*Rows*.
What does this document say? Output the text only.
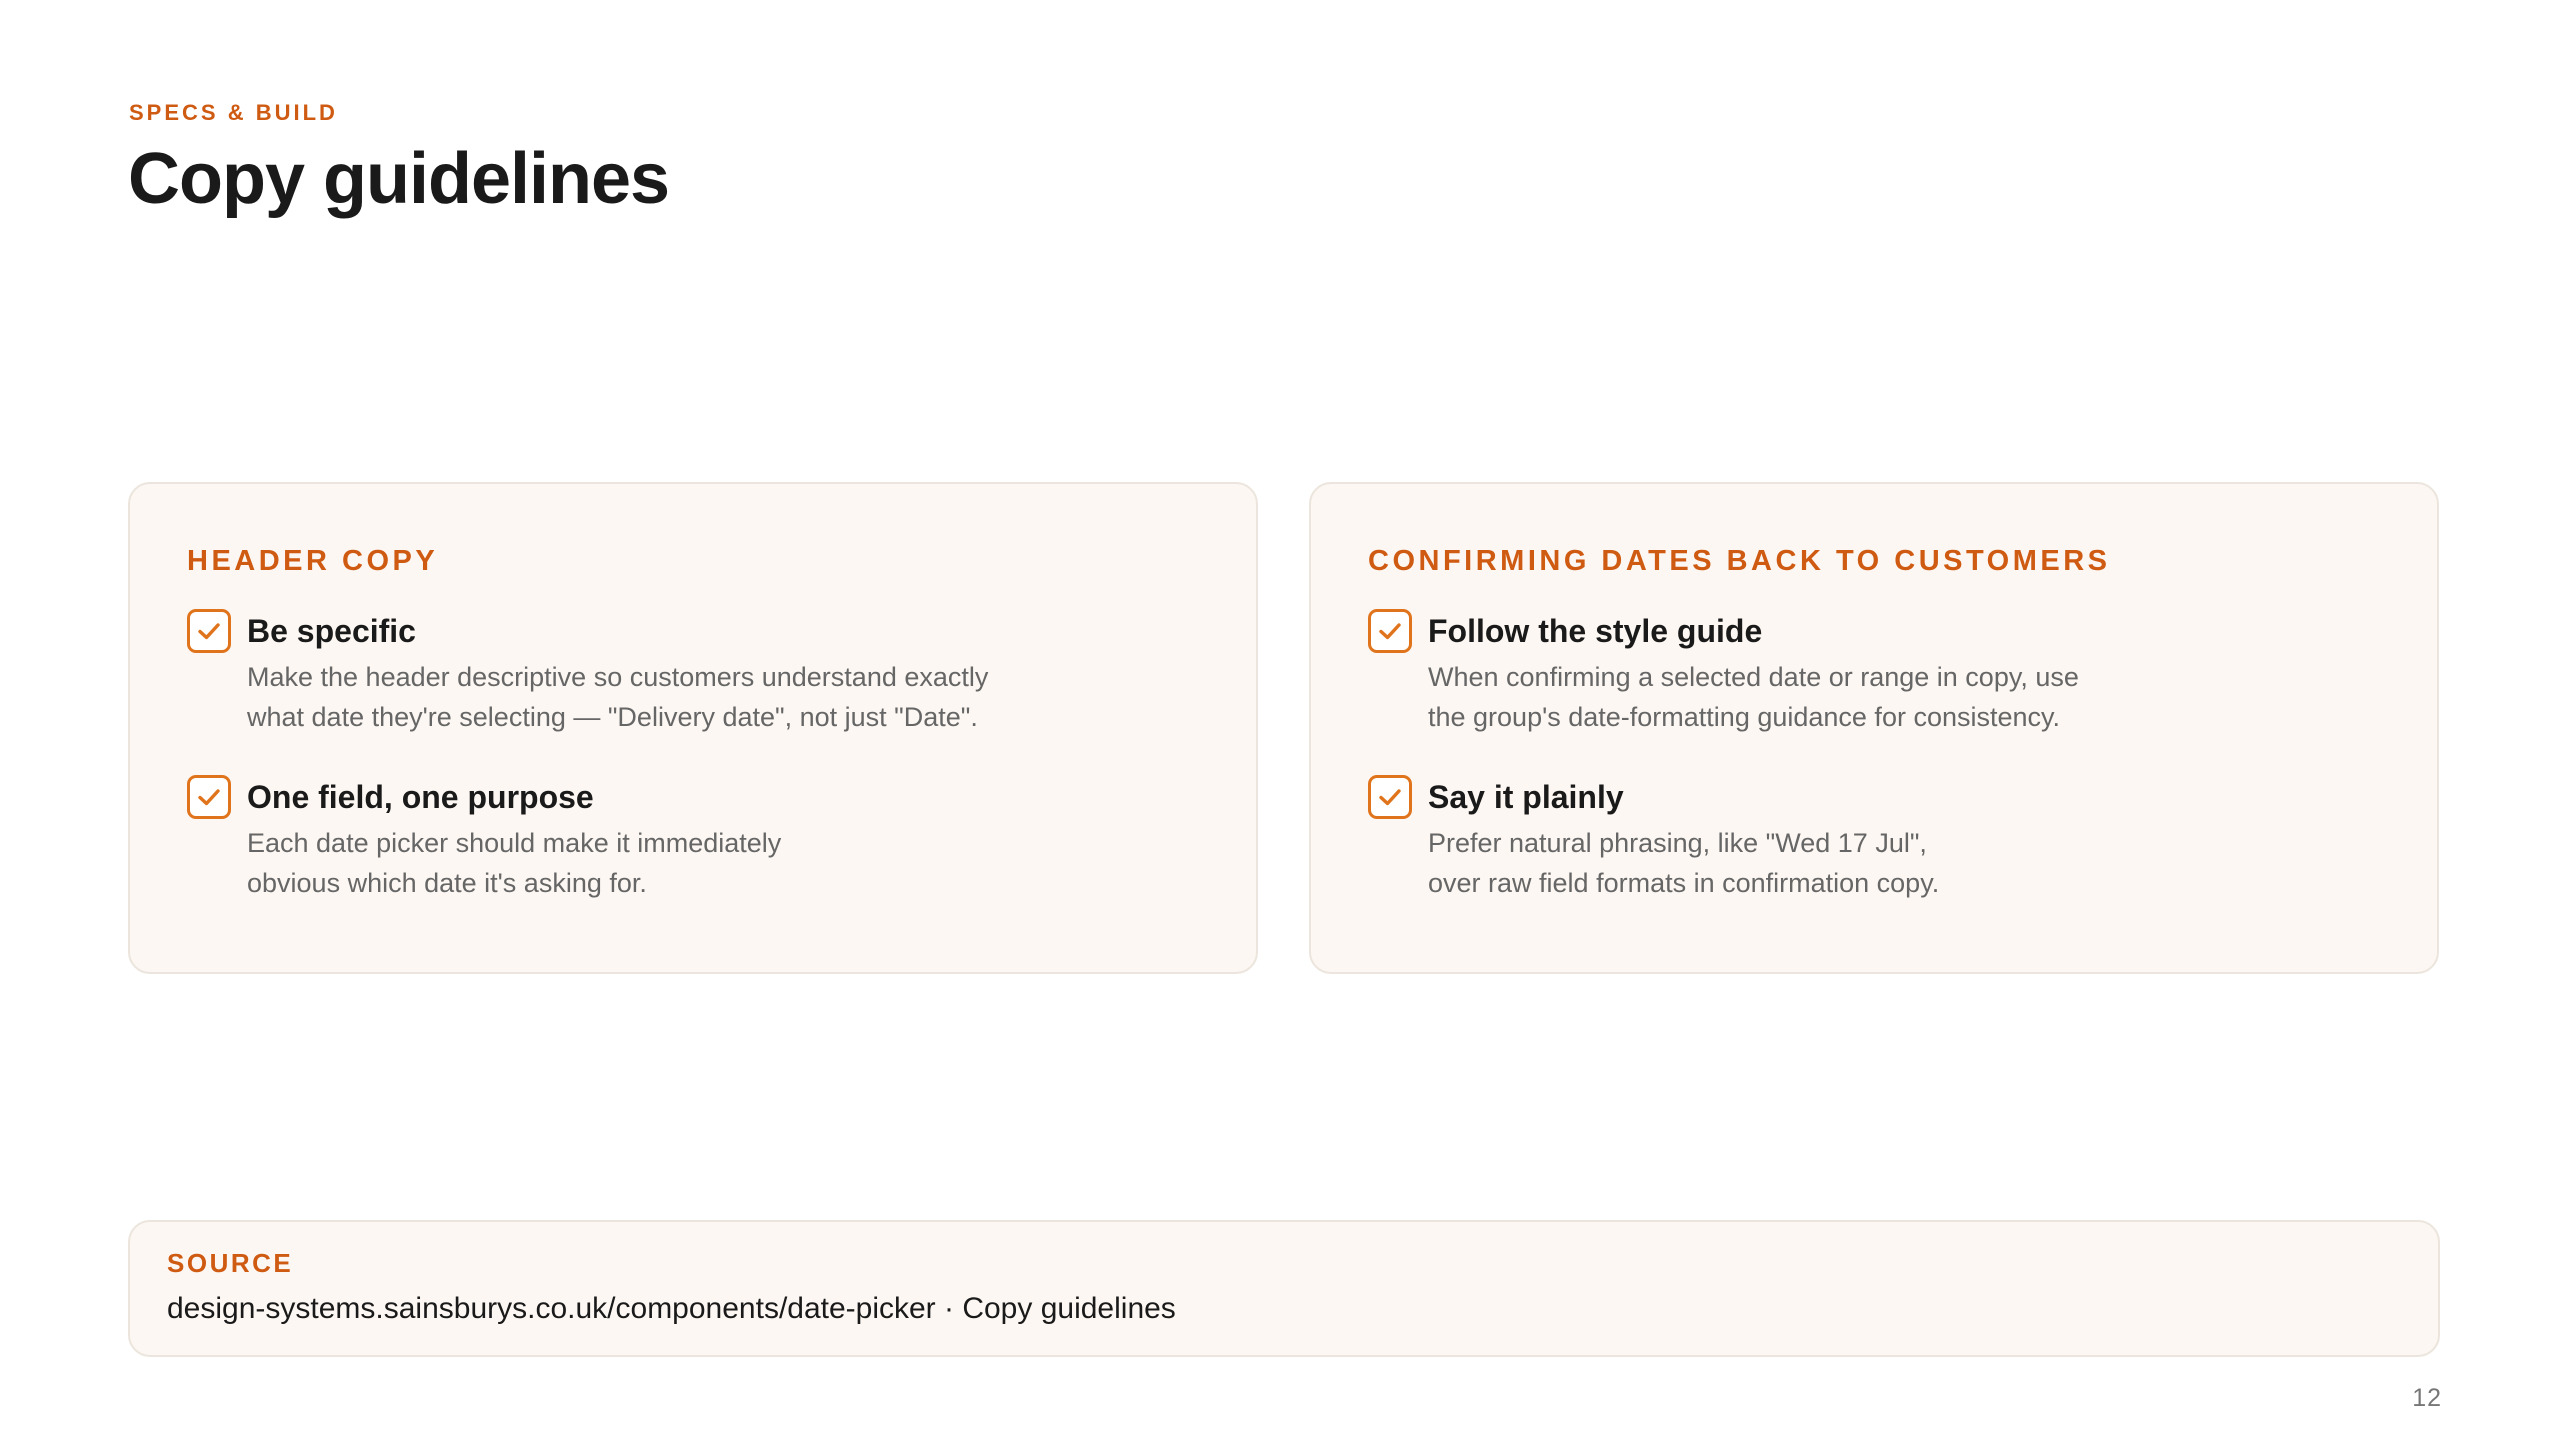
SPECS & BUILD
Copy guidelines
HEADER COPY
Be specific
Make the header descriptive so customers understand exactly
what date they're selecting — "Delivery date", not just "Date".
One field, one purpose
Each date picker should make it immediately
obvious which date it's asking for.
CONFIRMING DATES BACK TO CUSTOMERS
Follow the style guide
When confirming a selected date or range in copy, use
the group's date-formatting guidance for consistency.
Say it plainly
Prefer natural phrasing, like "Wed 17 Jul",
over raw field formats in confirmation copy.
SOURCE
design-systems.sainsburys.co.uk/components/date-picker · Copy guidelines
12
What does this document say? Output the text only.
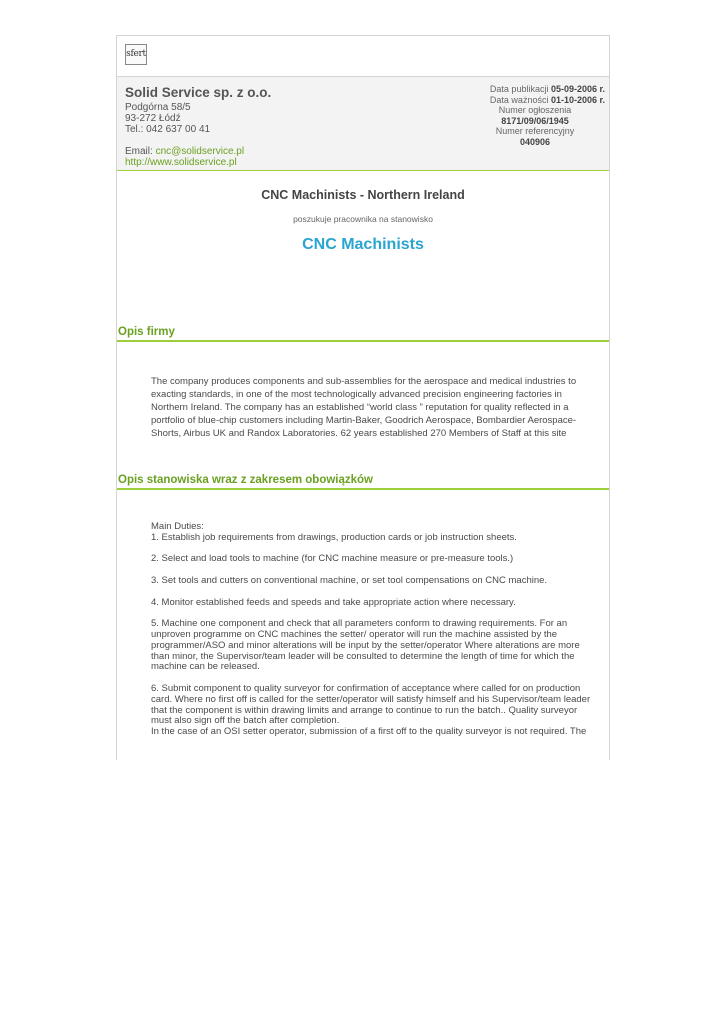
sfert
Solid Service sp. z o.o.
Podgórna 58/5
93-272 Łódź
Tel.: 042 637 00 41
Email: cnc@solidservice.pl
http://www.solidservice.pl
Data publikacji 05-09-2006 r.
Data ważności 01-10-2006 r.
Numer ogłoszenia
8171/09/06/1945
Numer referencyjny
040906
CNC Machinists - Northern Ireland
poszukuje pracownika na stanowisko
CNC Machinists
Opis firmy
The company produces components and sub-assemblies for the aerospace and medical industries to exacting standards, in one of the most technologically advanced precision engineering factories in Northern Ireland. The company has an established “world class ” reputation for quality reflected in a portfolio of blue-chip customers including Martin-Baker, Goodrich Aerospace, Bombardier Aerospace-Shorts, Airbus UK and Randox Laboratories. 62 years established 270 Members of Staff at this site
Opis stanowiska wraz z zakresem obowiązków

Main Duties:

1. Establish job requirements from drawings, production cards or job instruction sheets.

2. Select and load tools to machine (for CNC machine measure or pre-measure tools.)

3. Set tools and cutters on conventional machine, or set tool compensations on CNC machine.

4. Monitor established feeds and speeds and take appropriate action where necessary.

5. Machine one component and check that all parameters conform to drawing requirements. For an unproven programme on CNC machines the setter/ operator will run the machine assisted by the programmer/ASO and minor alterations will be input by the setter/operator Where alterations are more than minor, the Supervisor/team leader will be consulted to determine the length of time for which the machine can be released.

6. Submit component to quality surveyor for confirmation of acceptance where called for on production card. Where no first off is called for the setter/operator will satisfy himself and his Supervisor/team leader that the component is within drawing limits and arrange to continue to run the batch.. Quality surveyor must also sign off the batch after completion.

In the case of an OSI setter operator, submission of a first off to the quality surveyor is not required. The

*What to do*. Repeat every record precisely. Any picture among them stays out of the copy.

*Result of the task*.
What does this document say? Output the text only.
SPECS & BUILD
Copy guidelines
HEADER COPY
Be specific
Make the header descriptive so customers understand exactly
what date they're selecting — "Delivery date", not just "Date".
One field, one purpose
Each date picker should make it immediately
obvious which date it's asking for.
CONFIRMING DATES BACK TO CUSTOMERS
Follow the style guide
When confirming a selected date or range in copy, use
the group's date-formatting guidance for consistency.
Say it plainly
Prefer natural phrasing, like "Wed 17 Jul",
over raw field formats in confirmation copy.
SOURCE
design-systems.sainsburys.co.uk/components/date-picker · Copy guidelines
12
What does this document say? Output the text only.
sfert
Solid Service sp. z o.o.
Podgórna 58/5
93-272 Łódź
Tel.: 042 637 00 41
Email: cnc@solidservice.pl
http://www.solidservice.pl
Data publikacji 05-09-2006 r.
Data ważności 01-10-2006 r.
Numer ogłoszenia
8171/09/06/1945
Numer referencyjny
040906
CNC Machinists - Northern Ireland
poszukuje pracownika na stanowisko
CNC Machinists
Opis firmy
The company produces components and sub-assemblies for the aerospace and medical industries to exacting standards, in one of the most technologically advanced precision engineering factories in Northern Ireland. The company has an established “world class ” reputation for quality reflected in a portfolio of blue-chip customers including Martin-Baker, Goodrich Aerospace, Bombardier Aerospace-Shorts, Airbus UK and Randox Laboratories. 62 years established 270 Members of Staff at this site
Opis stanowiska wraz z zakresem obowiązków

Main Duties:

1. Establish job requirements from drawings, production cards or job instruction sheets.

2. Select and load tools to machine (for CNC machine measure or pre-measure tools.)

3. Set tools and cutters on conventional machine, or set tool compensations on CNC machine.

4. Monitor established feeds and speeds and take appropriate action where necessary.

5. Machine one component and check that all parameters conform to drawing requirements. For an unproven programme on CNC machines the setter/ operator will run the machine assisted by the programmer/ASO and minor alterations will be input by the setter/operator Where alterations are more than minor, the Supervisor/team leader will be consulted to determine the length of time for which the machine can be released.

6. Submit component to quality surveyor for confirmation of acceptance where called for on production card. Where no first off is called for the setter/operator will satisfy himself and his Supervisor/team leader that the component is within drawing limits and arrange to continue to run the batch.. Quality surveyor must also sign off the batch after completion.

In the case of an OSI setter operator, submission of a first off to the quality surveyor is not required. The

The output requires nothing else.